__SHORT PROBLEM__: Extract all lines containing "document".

__DATA SECTION__:
########
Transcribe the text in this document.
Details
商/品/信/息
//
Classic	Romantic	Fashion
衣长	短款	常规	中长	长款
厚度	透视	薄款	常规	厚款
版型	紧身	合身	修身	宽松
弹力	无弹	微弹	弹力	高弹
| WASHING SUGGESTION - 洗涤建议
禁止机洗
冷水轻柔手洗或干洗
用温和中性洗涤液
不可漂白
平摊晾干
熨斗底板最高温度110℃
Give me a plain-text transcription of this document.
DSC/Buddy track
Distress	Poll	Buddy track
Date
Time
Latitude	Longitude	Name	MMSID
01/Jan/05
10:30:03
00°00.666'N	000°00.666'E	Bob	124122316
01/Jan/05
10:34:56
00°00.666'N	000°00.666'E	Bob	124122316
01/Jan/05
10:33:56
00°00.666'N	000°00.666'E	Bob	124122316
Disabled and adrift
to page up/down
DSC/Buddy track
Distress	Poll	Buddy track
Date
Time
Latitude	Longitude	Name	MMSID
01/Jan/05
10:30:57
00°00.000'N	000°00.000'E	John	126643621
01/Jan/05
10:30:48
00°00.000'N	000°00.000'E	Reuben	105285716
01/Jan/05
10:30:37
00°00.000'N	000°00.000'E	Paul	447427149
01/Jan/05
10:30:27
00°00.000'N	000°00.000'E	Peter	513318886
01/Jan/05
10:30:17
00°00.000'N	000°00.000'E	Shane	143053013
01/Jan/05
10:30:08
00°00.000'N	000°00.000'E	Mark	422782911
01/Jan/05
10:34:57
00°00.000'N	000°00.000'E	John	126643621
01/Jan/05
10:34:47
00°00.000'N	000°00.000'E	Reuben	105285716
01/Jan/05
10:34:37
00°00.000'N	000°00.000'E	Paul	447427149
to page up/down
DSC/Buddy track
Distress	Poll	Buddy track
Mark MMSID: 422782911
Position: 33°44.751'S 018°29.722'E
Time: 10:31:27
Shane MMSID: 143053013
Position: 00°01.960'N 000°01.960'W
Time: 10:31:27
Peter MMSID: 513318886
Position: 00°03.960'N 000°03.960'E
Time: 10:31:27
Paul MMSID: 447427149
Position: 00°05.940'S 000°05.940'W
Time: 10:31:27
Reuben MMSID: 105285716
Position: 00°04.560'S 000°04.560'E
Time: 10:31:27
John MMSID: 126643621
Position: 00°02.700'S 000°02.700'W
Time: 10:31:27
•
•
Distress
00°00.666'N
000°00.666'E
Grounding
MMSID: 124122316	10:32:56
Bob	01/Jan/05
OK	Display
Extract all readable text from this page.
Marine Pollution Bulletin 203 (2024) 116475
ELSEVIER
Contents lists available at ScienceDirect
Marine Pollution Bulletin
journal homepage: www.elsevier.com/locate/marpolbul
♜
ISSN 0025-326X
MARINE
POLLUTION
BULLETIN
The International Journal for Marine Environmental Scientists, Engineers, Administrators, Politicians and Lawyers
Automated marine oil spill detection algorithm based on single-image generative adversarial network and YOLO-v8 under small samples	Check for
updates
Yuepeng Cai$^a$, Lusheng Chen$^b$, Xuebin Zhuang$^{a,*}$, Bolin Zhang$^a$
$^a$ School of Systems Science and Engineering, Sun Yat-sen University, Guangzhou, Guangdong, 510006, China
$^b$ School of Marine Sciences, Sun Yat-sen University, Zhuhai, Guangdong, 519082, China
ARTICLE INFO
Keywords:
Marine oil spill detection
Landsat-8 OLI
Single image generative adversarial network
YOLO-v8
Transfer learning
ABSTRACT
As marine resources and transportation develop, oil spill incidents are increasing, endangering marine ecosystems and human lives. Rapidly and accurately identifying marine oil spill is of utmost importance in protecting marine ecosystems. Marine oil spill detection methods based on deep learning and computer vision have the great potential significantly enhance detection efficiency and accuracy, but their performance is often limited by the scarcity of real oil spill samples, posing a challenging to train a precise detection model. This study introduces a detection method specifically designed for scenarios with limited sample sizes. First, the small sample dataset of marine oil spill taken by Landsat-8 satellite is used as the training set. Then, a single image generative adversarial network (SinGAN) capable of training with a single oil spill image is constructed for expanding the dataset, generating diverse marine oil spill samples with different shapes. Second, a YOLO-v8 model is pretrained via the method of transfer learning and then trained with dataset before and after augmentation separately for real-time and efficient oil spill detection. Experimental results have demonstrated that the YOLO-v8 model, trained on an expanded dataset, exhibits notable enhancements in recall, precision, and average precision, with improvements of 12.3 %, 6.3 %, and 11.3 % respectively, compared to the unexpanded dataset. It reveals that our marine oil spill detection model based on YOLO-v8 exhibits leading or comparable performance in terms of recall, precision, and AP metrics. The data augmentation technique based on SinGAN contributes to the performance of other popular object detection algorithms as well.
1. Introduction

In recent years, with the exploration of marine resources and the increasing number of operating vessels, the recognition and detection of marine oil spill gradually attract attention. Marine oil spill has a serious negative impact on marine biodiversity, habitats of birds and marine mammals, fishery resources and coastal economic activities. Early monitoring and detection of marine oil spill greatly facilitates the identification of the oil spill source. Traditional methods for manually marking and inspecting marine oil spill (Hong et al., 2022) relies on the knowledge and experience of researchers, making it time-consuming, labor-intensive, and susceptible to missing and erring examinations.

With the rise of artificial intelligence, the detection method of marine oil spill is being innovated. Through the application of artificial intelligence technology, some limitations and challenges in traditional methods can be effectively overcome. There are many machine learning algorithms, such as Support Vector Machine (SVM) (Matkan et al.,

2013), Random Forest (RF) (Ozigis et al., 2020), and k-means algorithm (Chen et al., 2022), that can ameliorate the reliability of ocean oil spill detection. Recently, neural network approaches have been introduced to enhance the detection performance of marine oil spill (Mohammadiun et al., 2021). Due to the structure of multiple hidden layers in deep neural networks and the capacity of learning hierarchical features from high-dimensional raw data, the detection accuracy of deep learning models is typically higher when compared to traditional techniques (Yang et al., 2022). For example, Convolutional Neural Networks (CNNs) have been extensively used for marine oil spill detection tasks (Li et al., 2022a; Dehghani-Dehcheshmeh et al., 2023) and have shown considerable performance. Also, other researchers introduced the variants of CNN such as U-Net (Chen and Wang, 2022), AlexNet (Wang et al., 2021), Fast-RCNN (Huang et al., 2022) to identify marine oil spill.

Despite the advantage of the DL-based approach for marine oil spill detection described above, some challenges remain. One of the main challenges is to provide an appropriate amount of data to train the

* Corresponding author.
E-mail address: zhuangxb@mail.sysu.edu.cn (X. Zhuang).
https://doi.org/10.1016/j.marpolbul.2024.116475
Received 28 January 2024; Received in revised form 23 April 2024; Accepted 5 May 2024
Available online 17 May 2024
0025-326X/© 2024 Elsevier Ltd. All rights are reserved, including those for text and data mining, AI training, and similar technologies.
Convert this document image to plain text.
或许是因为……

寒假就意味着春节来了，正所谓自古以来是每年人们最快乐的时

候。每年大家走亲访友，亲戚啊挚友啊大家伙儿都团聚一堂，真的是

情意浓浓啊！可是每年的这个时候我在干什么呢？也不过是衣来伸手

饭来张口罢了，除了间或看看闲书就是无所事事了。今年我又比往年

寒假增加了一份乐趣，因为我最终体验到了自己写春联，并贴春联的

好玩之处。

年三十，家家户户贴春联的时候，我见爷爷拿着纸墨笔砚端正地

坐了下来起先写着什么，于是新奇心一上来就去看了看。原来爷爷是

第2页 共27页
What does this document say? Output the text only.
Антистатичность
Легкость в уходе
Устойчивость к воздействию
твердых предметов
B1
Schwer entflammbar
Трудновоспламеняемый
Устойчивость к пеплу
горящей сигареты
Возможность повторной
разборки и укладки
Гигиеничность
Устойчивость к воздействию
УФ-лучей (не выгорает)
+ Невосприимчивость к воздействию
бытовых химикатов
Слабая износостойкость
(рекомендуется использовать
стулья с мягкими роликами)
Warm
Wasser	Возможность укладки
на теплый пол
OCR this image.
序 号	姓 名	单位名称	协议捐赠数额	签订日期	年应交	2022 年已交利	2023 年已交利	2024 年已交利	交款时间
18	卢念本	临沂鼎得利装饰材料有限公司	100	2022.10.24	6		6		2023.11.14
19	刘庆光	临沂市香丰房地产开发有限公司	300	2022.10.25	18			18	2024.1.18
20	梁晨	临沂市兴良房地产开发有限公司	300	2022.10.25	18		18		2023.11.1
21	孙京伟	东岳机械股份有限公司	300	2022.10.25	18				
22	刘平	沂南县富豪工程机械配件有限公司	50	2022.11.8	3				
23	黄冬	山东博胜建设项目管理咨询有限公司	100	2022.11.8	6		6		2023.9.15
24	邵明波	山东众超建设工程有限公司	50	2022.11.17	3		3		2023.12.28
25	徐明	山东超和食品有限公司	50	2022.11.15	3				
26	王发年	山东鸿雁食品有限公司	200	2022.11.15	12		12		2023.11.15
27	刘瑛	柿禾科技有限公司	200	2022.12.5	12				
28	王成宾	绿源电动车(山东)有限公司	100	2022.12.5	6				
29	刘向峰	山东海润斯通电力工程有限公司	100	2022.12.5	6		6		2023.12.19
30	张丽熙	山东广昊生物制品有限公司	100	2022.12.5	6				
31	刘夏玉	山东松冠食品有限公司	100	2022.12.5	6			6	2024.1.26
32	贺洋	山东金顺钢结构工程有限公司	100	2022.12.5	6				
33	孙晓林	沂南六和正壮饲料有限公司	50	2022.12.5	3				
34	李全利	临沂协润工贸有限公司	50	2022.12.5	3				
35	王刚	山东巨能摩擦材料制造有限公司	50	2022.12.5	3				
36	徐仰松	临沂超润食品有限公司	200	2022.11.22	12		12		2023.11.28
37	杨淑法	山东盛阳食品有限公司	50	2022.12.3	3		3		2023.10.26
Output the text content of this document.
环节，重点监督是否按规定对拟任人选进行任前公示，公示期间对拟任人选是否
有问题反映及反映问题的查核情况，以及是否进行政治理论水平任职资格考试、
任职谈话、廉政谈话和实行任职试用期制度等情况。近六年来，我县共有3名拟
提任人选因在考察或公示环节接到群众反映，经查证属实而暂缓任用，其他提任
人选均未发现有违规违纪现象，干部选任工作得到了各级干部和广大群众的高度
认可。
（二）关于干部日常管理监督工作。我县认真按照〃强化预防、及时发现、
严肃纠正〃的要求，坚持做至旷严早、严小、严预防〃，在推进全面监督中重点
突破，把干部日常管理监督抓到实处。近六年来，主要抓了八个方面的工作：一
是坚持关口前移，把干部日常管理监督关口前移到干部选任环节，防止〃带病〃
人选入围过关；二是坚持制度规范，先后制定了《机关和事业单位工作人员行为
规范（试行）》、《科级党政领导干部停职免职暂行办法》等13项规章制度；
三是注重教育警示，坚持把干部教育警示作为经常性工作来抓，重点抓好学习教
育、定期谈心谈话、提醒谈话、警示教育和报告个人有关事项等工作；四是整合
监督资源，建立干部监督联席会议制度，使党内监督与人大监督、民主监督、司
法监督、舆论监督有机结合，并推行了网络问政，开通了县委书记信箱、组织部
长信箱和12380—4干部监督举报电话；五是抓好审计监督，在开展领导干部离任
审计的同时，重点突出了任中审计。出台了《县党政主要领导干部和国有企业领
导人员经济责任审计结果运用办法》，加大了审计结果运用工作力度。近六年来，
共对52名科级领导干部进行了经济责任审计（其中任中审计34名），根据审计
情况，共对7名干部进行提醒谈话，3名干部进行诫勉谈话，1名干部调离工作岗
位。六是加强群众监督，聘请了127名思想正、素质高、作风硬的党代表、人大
########
__ANSWER FOR THIS EXERCISE__:
Transcribe the text in this document.
Give me a plain-text transcription of this document.
Convert this document image to plain text.
What does this document say? Output the text only.
Output the text content of this document.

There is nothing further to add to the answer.